▶ _THE PROBLEM_: Find all lines in the records that include the word "April", and copy them out.

▶ _RECORDS FOR PROCESSING_:
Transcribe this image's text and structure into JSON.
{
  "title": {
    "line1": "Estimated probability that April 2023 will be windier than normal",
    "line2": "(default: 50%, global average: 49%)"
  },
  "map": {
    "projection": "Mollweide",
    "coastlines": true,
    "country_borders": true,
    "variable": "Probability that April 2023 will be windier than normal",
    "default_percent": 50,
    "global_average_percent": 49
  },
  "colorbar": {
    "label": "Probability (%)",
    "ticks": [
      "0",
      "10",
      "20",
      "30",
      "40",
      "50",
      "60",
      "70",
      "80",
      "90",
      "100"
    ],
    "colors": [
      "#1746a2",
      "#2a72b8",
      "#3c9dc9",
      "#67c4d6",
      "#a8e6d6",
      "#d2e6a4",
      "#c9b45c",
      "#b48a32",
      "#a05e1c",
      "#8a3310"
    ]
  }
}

▶ _WRITTEN RESPONSE_:
    "line1": "Estimated probability that April 2023 will be windier than normal",
    "variable": "Probability that April 2023 will be windier than normal",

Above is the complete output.